** start **

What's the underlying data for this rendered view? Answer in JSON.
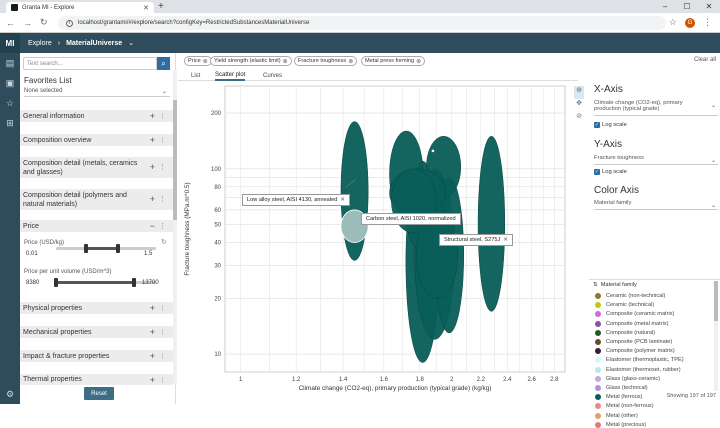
{
  "browser": {
    "tab_title": "Granta MI - Explore",
    "url": "localhost/grantami/#/explore/search?configKey=RestrictedSubstancesMaterialUniverse"
  },
  "app": {
    "logo": "MI",
    "breadcrumb_root": "Explore",
    "breadcrumb_current": "MaterialUniverse"
  },
  "left": {
    "search_placeholder": "Text search...",
    "favorites_label": "Favorites List",
    "favorites_value": "None selected",
    "sections": [
      {
        "label": "General information"
      },
      {
        "label": "Composition overview"
      },
      {
        "label": "Composition detail (metals, ceramics and glasses)"
      },
      {
        "label": "Composition detail (polymers and natural materials)"
      },
      {
        "label": "Price"
      },
      {
        "label": "Physical properties"
      },
      {
        "label": "Mechanical properties"
      },
      {
        "label": "Impact & fracture properties"
      },
      {
        "label": "Thermal properties"
      }
    ],
    "price_label": "Price (USD/kg)",
    "price_min": "0.01",
    "price_max": "1.5",
    "price_min_frac": 0.0,
    "price_low_frac": 0.3,
    "price_high_frac": 0.62,
    "ppuv_label": "Price per unit volume (USD/m^3)",
    "ppuv_min": "8380",
    "ppuv_max": "13700",
    "ppuv_low_frac": 0.0,
    "ppuv_high_frac": 0.78,
    "reset_label": "Reset"
  },
  "filters": [
    "Price",
    "Yield strength (elastic limit)",
    "Fracture toughness",
    "Metal press forming"
  ],
  "clear_all": "Clear all",
  "view_tabs": [
    "List",
    "Scatter plot",
    "Curves"
  ],
  "active_view": "Scatter plot",
  "right": {
    "x_title": "X-Axis",
    "x_value": "Climate change (CO2-eq), primary production (typical grade)",
    "x_log": "Log scale",
    "y_title": "Y-Axis",
    "y_value": "Fracture toughness",
    "y_log": "Log scale",
    "c_title": "Color Axis",
    "c_value": "Material family",
    "legend_header": "Material family",
    "legend": [
      {
        "name": "Ceramic (non-technical)",
        "color": "#8a7a2e"
      },
      {
        "name": "Ceramic (technical)",
        "color": "#c5c51a"
      },
      {
        "name": "Composite (ceramic matrix)",
        "color": "#d36ad3"
      },
      {
        "name": "Composite (metal matrix)",
        "color": "#8a4fa8"
      },
      {
        "name": "Composite (natural)",
        "color": "#1e5e1e"
      },
      {
        "name": "Composite (PCB laminate)",
        "color": "#6a4a2a"
      },
      {
        "name": "Composite (polymer matrix)",
        "color": "#3b1a3b"
      },
      {
        "name": "Elastomer (thermoplastic, TPE)",
        "color": "#d4f7f7"
      },
      {
        "name": "Elastomer (thermoset, rubber)",
        "color": "#b7e9e9"
      },
      {
        "name": "Glass (glass-ceramic)",
        "color": "#c7a9e3"
      },
      {
        "name": "Glass (technical)",
        "color": "#b58fd8"
      },
      {
        "name": "Metal (ferrous)",
        "color": "#0a5e5a"
      },
      {
        "name": "Metal (non-ferrous)",
        "color": "#e58a8a"
      },
      {
        "name": "Metal (other)",
        "color": "#e0a46a"
      },
      {
        "name": "Metal (precious)",
        "color": "#e07a7a"
      }
    ],
    "showing": "Showing 197 of 197"
  },
  "chart_data": {
    "type": "scatter",
    "xlabel": "Climate change (CO2-eq), primary production (typical grade) (kg/kg)",
    "ylabel": "Fracture toughness (MPa.m^0.5)",
    "xscale": "log",
    "yscale": "log",
    "xlim": [
      0.95,
      2.9
    ],
    "ylim": [
      8,
      280
    ],
    "x_ticks": [
      "1",
      "1.2",
      "1.4",
      "1.6",
      "1.8",
      "2",
      "2.2",
      "2.4",
      "2.6",
      "2.8"
    ],
    "y_ticks": [
      "10",
      "20",
      "30",
      "40",
      "50",
      "60",
      "80",
      "100",
      "200"
    ],
    "grid": true,
    "series": [
      {
        "name": "Metal (ferrous)",
        "color": "#0a5e5a",
        "ellipses": [
          {
            "x": [
              1.39,
              1.52
            ],
            "y": [
              32,
              180
            ]
          },
          {
            "x": [
              1.72,
              1.92
            ],
            "y": [
              9,
              110
            ]
          },
          {
            "x": [
              1.77,
              2.02
            ],
            "y": [
              12,
              100
            ]
          },
          {
            "x": [
              1.89,
              2.08
            ],
            "y": [
              13,
              90
            ]
          },
          {
            "x": [
              1.63,
              1.82
            ],
            "y": [
              55,
              160
            ]
          },
          {
            "x": [
              1.84,
              2.06
            ],
            "y": [
              70,
              150
            ]
          },
          {
            "x": [
              1.63,
              1.96
            ],
            "y": [
              55,
              100
            ]
          },
          {
            "x": [
              1.73,
              1.97
            ],
            "y": [
              35,
              70
            ]
          },
          {
            "x": [
              2.18,
              2.38
            ],
            "y": [
              17,
              150
            ]
          },
          {
            "x": [
              1.78,
              2.04
            ],
            "y": [
              20,
              60
            ]
          },
          {
            "x": [
              1.64,
              1.9
            ],
            "y": [
              45,
              100
            ]
          }
        ]
      }
    ],
    "highlight": {
      "x": [
        1.39,
        1.52
      ],
      "y": [
        40,
        60
      ]
    },
    "annotations": [
      {
        "text": "Low alloy steel, AISI 4130, annealed",
        "x": 1.43,
        "y": 72
      },
      {
        "text": "Carbon steel, AISI 1020, normalized",
        "x": 1.45,
        "y": 52
      },
      {
        "text": "Structural steel, S275J",
        "x": 2.02,
        "y": 39
      }
    ]
  }
}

** end **

» **Goal**
Tally up the lines holding the word "AISI" in the data above, and answer with that figure only.

» **Output below**
2